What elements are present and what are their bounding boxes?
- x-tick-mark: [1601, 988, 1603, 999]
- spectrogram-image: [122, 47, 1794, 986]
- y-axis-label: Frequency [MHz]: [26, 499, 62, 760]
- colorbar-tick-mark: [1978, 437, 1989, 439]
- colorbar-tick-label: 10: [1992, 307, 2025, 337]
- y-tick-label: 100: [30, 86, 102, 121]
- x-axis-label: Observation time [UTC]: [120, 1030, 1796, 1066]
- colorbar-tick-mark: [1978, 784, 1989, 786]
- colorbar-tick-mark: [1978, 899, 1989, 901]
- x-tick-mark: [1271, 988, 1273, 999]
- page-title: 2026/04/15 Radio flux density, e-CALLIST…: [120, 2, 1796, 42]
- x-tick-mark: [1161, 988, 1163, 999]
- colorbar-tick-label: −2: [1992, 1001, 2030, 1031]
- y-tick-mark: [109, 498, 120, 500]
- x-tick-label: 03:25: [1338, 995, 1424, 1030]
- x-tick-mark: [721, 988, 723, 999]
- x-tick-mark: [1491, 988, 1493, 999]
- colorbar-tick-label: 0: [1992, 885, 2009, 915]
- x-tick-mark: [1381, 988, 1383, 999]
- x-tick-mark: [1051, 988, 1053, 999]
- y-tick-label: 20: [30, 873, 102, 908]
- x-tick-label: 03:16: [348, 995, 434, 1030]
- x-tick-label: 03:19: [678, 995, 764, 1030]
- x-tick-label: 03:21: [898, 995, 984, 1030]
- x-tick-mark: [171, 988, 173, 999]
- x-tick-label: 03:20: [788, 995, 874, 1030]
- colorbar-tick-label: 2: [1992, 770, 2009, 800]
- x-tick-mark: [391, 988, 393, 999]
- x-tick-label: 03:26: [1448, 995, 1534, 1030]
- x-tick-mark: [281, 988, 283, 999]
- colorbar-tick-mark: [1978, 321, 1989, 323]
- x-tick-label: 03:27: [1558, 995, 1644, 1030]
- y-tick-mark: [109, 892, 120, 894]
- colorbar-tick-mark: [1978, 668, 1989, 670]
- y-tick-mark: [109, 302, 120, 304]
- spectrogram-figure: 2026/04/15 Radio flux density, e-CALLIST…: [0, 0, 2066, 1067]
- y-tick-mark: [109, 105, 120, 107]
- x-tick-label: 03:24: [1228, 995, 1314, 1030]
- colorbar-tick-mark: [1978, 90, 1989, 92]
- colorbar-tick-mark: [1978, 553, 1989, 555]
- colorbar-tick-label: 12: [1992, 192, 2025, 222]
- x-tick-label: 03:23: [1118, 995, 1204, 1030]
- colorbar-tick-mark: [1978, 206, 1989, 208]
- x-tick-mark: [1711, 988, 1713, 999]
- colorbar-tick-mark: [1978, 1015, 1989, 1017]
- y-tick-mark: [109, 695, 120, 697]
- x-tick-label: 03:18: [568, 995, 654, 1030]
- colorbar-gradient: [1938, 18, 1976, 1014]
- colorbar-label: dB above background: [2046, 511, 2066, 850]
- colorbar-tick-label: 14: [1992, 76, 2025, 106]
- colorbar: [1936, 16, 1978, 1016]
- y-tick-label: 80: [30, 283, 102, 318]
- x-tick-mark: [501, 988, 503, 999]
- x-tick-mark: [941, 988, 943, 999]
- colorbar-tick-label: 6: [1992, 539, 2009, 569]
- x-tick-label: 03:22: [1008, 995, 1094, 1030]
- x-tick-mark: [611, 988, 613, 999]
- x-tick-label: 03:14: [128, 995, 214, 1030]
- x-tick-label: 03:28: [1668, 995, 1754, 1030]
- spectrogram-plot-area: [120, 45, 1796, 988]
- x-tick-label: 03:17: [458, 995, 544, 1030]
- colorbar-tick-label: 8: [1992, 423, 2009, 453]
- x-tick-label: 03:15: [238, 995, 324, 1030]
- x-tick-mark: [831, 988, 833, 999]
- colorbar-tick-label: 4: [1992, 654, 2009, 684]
.....
● **The request**
Rewrite the material above, changing every "colorbar-tick-mark" to "colorbar-tick-line" and leaving everything else as it is.

● **Problem solution**
What elements are present and what are their bounding boxes?
- x-tick-mark: [1601, 988, 1603, 999]
- spectrogram-image: [122, 47, 1794, 986]
- y-axis-label: Frequency [MHz]: [26, 499, 62, 760]
- colorbar-tick-line: [1978, 437, 1989, 439]
- colorbar-tick-label: 10: [1992, 307, 2025, 337]
- y-tick-label: 100: [30, 86, 102, 121]
- x-axis-label: Observation time [UTC]: [120, 1030, 1796, 1066]
- colorbar-tick-line: [1978, 784, 1989, 786]
- colorbar-tick-line: [1978, 899, 1989, 901]
- x-tick-mark: [1271, 988, 1273, 999]
- page-title: 2026/04/15 Radio flux density, e-CALLIST…: [120, 2, 1796, 42]
- x-tick-mark: [1161, 988, 1163, 999]
- colorbar-tick-label: −2: [1992, 1001, 2030, 1031]
- y-tick-mark: [109, 498, 120, 500]
- x-tick-label: 03:25: [1338, 995, 1424, 1030]
- x-tick-mark: [721, 988, 723, 999]
- x-tick-mark: [1491, 988, 1493, 999]
- colorbar-tick-label: 0: [1992, 885, 2009, 915]
- x-tick-mark: [1381, 988, 1383, 999]
- x-tick-mark: [1051, 988, 1053, 999]
- y-tick-label: 20: [30, 873, 102, 908]
- x-tick-label: 03:16: [348, 995, 434, 1030]
- x-tick-label: 03:19: [678, 995, 764, 1030]
- x-tick-label: 03:21: [898, 995, 984, 1030]
- x-tick-mark: [171, 988, 173, 999]
- x-tick-label: 03:20: [788, 995, 874, 1030]
- colorbar-tick-label: 2: [1992, 770, 2009, 800]
- x-tick-mark: [391, 988, 393, 999]
- x-tick-label: 03:26: [1448, 995, 1534, 1030]
- x-tick-mark: [281, 988, 283, 999]
- colorbar-tick-line: [1978, 321, 1989, 323]
- x-tick-label: 03:27: [1558, 995, 1644, 1030]
- y-tick-mark: [109, 892, 120, 894]
- colorbar-tick-line: [1978, 668, 1989, 670]
- y-tick-mark: [109, 302, 120, 304]
- spectrogram-figure: 2026/04/15 Radio flux density, e-CALLIST…: [0, 0, 2066, 1067]
- y-tick-mark: [109, 105, 120, 107]
- x-tick-label: 03:24: [1228, 995, 1314, 1030]
- colorbar-tick-line: [1978, 90, 1989, 92]
- colorbar-tick-line: [1978, 553, 1989, 555]
- colorbar-tick-label: 12: [1992, 192, 2025, 222]
- x-tick-label: 03:23: [1118, 995, 1204, 1030]
- colorbar-tick-line: [1978, 206, 1989, 208]
- x-tick-mark: [1711, 988, 1713, 999]
- colorbar-tick-line: [1978, 1015, 1989, 1017]
- y-tick-mark: [109, 695, 120, 697]
- x-tick-label: 03:18: [568, 995, 654, 1030]
- colorbar-gradient: [1938, 18, 1976, 1014]
- colorbar-label: dB above background: [2046, 511, 2066, 850]
- colorbar-tick-label: 14: [1992, 76, 2025, 106]
- colorbar: [1936, 16, 1978, 1016]
- y-tick-label: 80: [30, 283, 102, 318]
- x-tick-mark: [501, 988, 503, 999]
- x-tick-mark: [941, 988, 943, 999]
- colorbar-tick-label: 6: [1992, 539, 2009, 569]
- x-tick-label: 03:22: [1008, 995, 1094, 1030]
- x-tick-mark: [611, 988, 613, 999]
- x-tick-label: 03:14: [128, 995, 214, 1030]
- x-tick-label: 03:28: [1668, 995, 1754, 1030]
- spectrogram-plot-area: [120, 45, 1796, 988]
- x-tick-label: 03:17: [458, 995, 544, 1030]
- colorbar-tick-label: 8: [1992, 423, 2009, 453]
- x-tick-label: 03:15: [238, 995, 324, 1030]
- x-tick-mark: [831, 988, 833, 999]
- colorbar-tick-label: 4: [1992, 654, 2009, 684]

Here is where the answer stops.